Short exercise 1: From the DeployR scaling page, list the common planning questions it gives about configuring the DeployR server and grid.
Short exercise 2: Update the DeployR scaling page by writing out everything from "Tuning Server Capacity" down to "bottleneck at runtime.", with "bottleneck" changed to "choke point".
Short exercise 3: Write what comes next in the DeployR scaling page, picking up after its final sentence.
>> start Document
Scale & Throughput

Applies to: DeployR 8.x (See comparison between 8.x and 9.x)

Looking to deploy with Machine Learning Server? Start here.

Introduction

DeployR is a server framework that exposes the R platform as a service allowing the integration of R statistics, analytics, and visualizations inside Web, desktop, and mobile applications. Within the server, a grid framework provides sophisticated load-balancing capabilities for a single DeployR server instance. The overall capacity of your server and grid, in conjunction with the nature and volume of your anticipated workload, determines the runtime characteristics for the tasks that are executing within the DeployR environment.

Some of the most common questions that arise when planning the configuration and provisioning of the DeployR server and grid are:

  • How many users can I support?
  • How many grid nodes do I need?
  • What throughput can I expect?

The answer to these questions will depend on the configuration and size of the server and grid resources allocated to your deployment.

The information in this document will help you familiarize yourself with the central issues related to deployment, and also offers specific recommendations you can use to tailor your DeployR environment.

While this document is primarily intended for DeployR administrators, the section About Throughput also helps application and R script developers optimize their throughput.

Get More DeployR Power: Multiple grid node support is available for DeployR Enterprise only.

Tuning Server Capacity

DeployR offers the ability to expand and contract server capacity to effectively handle increasing workloads comprised of user sessions, live projects, and background jobs.

When a single DeployR server instance is working with an arbitrarily large number of grid nodes, this server acts as the sole gatekeeper to the grid and all of its resources. It is for this reason that the server has the potential, under a certain load, to become a bottleneck at runtime.

Whenever you increase the resources allocated to the DeployR server, thereby increasing its capacity, this server can handle a higher workload. The act of increasing or even decreasing the resources that are allocated to the server is referred to as vertically scaling the server.

In theory, the more memory you allocate to a server, the more work it can perform. However, increasing the amount of allocated memory only works to a point, and part of the configuration process is to tune the system to your particular needs.

By default, the DeployR server instance should be able to comfortably accommodate hundreds of concurrent users, each performing a moderate number of tasks. At runtime, each task consumes server resources regardless of whether that task is an authenticated operation running as a persistent project, an asynchronous operation running as a background job, or an anonymous operation running as a stateless project.
>> end Document
>> start Material supplied
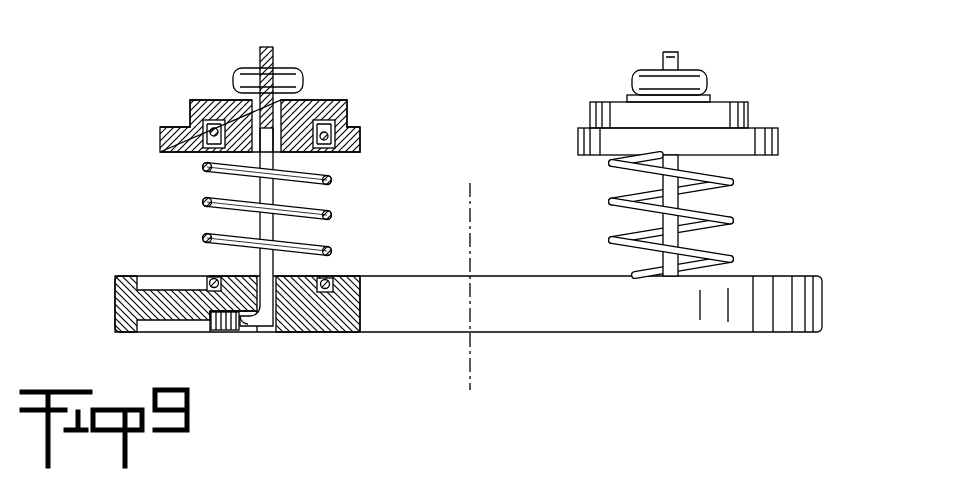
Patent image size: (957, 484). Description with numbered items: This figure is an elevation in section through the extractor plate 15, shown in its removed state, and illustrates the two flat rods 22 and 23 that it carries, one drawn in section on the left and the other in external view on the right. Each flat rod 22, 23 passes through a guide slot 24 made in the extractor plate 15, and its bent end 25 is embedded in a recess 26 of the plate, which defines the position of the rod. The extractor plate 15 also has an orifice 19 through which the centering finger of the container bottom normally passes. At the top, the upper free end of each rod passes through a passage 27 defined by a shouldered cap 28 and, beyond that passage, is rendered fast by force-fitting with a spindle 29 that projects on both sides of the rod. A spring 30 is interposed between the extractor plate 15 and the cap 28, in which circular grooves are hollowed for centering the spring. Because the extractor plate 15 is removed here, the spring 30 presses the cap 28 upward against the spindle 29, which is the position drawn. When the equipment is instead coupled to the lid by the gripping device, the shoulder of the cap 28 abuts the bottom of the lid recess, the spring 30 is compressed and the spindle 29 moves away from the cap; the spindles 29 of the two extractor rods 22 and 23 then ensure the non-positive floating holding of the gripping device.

The extractor plate 15 is at (670, 307).
The orifice 19 is at (360, 308).
The flat rod 22 is at (270, 196).
The flat rod 23 is at (720, 173).
The guide slot 24 is at (262, 328).
The bent end 25 is at (258, 330).
The recess 26 is at (235, 328).
The passage 27 is at (253, 118).
The shouldered cap 28 is at (165, 136).
The spindle 29 is at (287, 80).
The spring 30 is at (330, 253).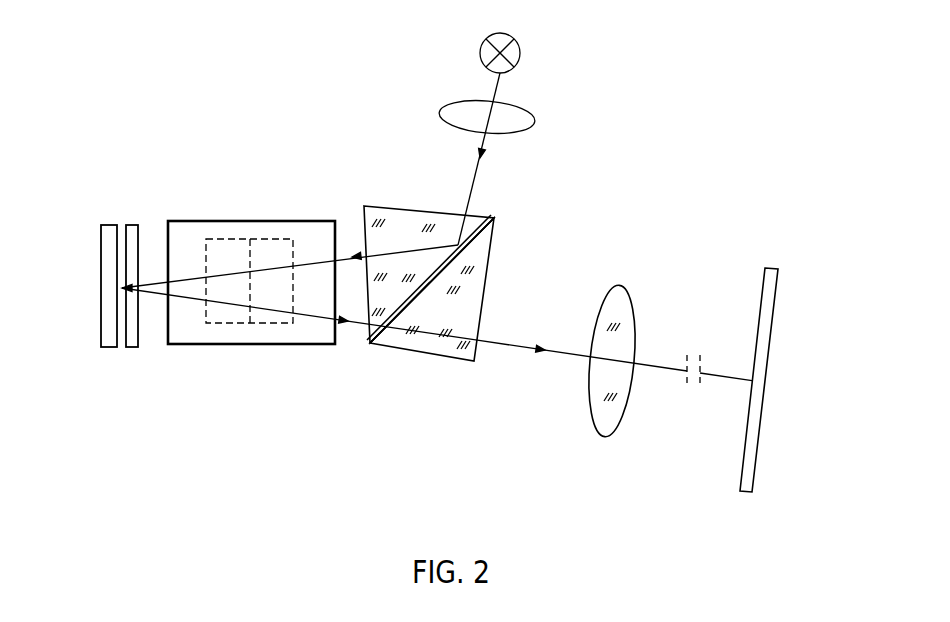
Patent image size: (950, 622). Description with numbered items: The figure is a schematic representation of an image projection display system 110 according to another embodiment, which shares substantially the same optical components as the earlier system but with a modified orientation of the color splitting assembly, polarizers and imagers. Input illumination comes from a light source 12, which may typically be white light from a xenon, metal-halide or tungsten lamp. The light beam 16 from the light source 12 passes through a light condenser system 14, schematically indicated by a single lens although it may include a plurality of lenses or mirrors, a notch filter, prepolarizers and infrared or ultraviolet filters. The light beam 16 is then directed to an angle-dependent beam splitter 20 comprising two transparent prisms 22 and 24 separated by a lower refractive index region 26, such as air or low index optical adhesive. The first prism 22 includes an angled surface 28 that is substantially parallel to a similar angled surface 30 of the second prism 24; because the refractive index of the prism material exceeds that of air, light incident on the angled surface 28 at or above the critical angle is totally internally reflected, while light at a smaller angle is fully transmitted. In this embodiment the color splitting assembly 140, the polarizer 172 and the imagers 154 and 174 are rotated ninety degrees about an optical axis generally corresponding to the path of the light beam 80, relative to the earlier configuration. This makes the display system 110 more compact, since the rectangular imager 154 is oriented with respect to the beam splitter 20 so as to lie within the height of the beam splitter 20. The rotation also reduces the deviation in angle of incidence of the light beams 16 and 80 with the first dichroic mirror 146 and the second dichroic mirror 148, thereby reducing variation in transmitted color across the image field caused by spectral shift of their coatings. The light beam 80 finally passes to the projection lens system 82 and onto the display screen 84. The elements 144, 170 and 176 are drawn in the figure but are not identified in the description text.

The image projection display system 110 is at (571, 72).
The light source 12 is at (515, 53).
The light condenser system 14 is at (520, 120).
The light beam 16 is at (475, 188).
The angle-dependent beam splitter 20 is at (530, 240).
The first prism 22 is at (420, 218).
The second prism 24 is at (435, 347).
The lower refractive index region 26 is at (372, 347).
The angled surface 28 is at (407, 303).
The angled surface 30 is at (418, 302).
The color splitting assembly 140 is at (248, 188).
The active display area 144 is at (228, 325).
The first dichroic mirror 146 is at (270, 250).
The second dichroic mirror 148 is at (227, 252).
The imager 154 is at (278, 337).
The eyepiece assembly 170 is at (153, 283).
The polarizer 172 is at (131, 347).
The imager 174 is at (110, 347).
The viewing light cone 176 is at (152, 292).
The light beam 80 is at (497, 347).
The projection lens system 82 is at (603, 432).
The display screen 84 is at (744, 483).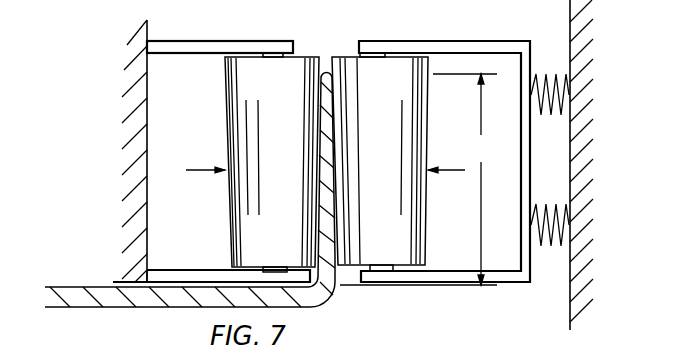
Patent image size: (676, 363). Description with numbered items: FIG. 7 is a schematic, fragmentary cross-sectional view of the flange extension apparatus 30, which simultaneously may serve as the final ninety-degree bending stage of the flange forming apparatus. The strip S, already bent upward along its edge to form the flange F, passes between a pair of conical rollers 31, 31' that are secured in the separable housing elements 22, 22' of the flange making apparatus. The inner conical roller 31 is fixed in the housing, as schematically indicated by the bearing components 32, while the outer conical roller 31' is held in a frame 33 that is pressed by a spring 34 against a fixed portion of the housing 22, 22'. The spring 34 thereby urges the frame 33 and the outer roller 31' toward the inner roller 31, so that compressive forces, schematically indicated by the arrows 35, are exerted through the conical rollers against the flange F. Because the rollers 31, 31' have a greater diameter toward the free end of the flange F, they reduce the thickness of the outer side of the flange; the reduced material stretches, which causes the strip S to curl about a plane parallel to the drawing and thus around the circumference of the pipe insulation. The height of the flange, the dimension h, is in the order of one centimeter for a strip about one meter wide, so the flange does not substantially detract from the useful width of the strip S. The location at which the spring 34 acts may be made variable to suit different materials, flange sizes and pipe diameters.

The housing element 22 is at (104, 151).
The housing element 22' is at (595, 165).
The flange extension apparatus 30 is at (356, 291).
The inner conical roller 31 is at (244, 162).
The outer conical roller 31' is at (397, 162).
The bearing components 32 is at (178, 54).
The frame 33 is at (447, 42).
The spring 34 is at (542, 203).
The compressive force arrows 35 is at (188, 172).
The strip S is at (62, 297).
The flange F is at (326, 72).
The flange height h is at (465, 179).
>> end Material supplied
Written reply 1:
How many users can I support?
How many grid nodes do I need?
What throughput can I expect?

Written reply 2:
Tuning Server Capacity

DeployR offers the ability to expand and contract server capacity to effectively handle increasing workloads comprised of user sessions, live projects, and background jobs.

When a single DeployR server instance is working with an arbitrarily large number of grid nodes, this server acts as the sole gatekeeper to the grid and all of its resources. It is for this reason that the server has the potential, under a certain load, to become a choke point at runtime.

Written reply 3:
All server resources are allocated on the Java Virtual Machine (JVM) heap, which is a finite block of dedicated memory. By default, DeployR attempts to allocate a JVM heap size of 1024MB, which is a required minimum system requirement in production environments.

Take Action!
If you expect or encounter a server load that exceeds the resources provided by the default DeployR configuration, use the JVM command line options -Xms and -Xmx to increase JVM heap space, and -Xss to reduce Java thread stack size used by the server. You can allocate a JVM heap size of up to one fourth of the physical memory size of your server computer. For example, if your server computer has 8 GB of physical memory, allocate a heap size of no more than 2 GB.

Tuning Grid Capacity

DeployR Enterprise offers the ability to expand and contract grid capacity to effectively handle increasing workloads comprised of user sessions, live projects, and background jobs. With DeployR Enterprise, not only can you point this default grid node to a remote location and customize its slot limit, but you can also install and configure additional grid nodes to scale for increasing load.

Each node on the grid contributes its own processor, memory, and disk resources. These resources can be leveraged by the DeployR server to run R code as part of user authenticated, asynchronous, and anonymous operations.

Whenever you increase the number of nodes on your DeployR grid, you effectively increase the grid’s capacity. Increasing or even decreasing the number of nodes on your grid is referred to as horizontally scaling the grid. An increased grid capacity enables the grid to perform more tasks on behalf of the server. Additionally, increasing or decreasing the resources allocated to the nodes on the grid further contributes to the grid’s horizontal scaling since those resources determine the slot limits. And, slot limits directly impact the overall grid capacity.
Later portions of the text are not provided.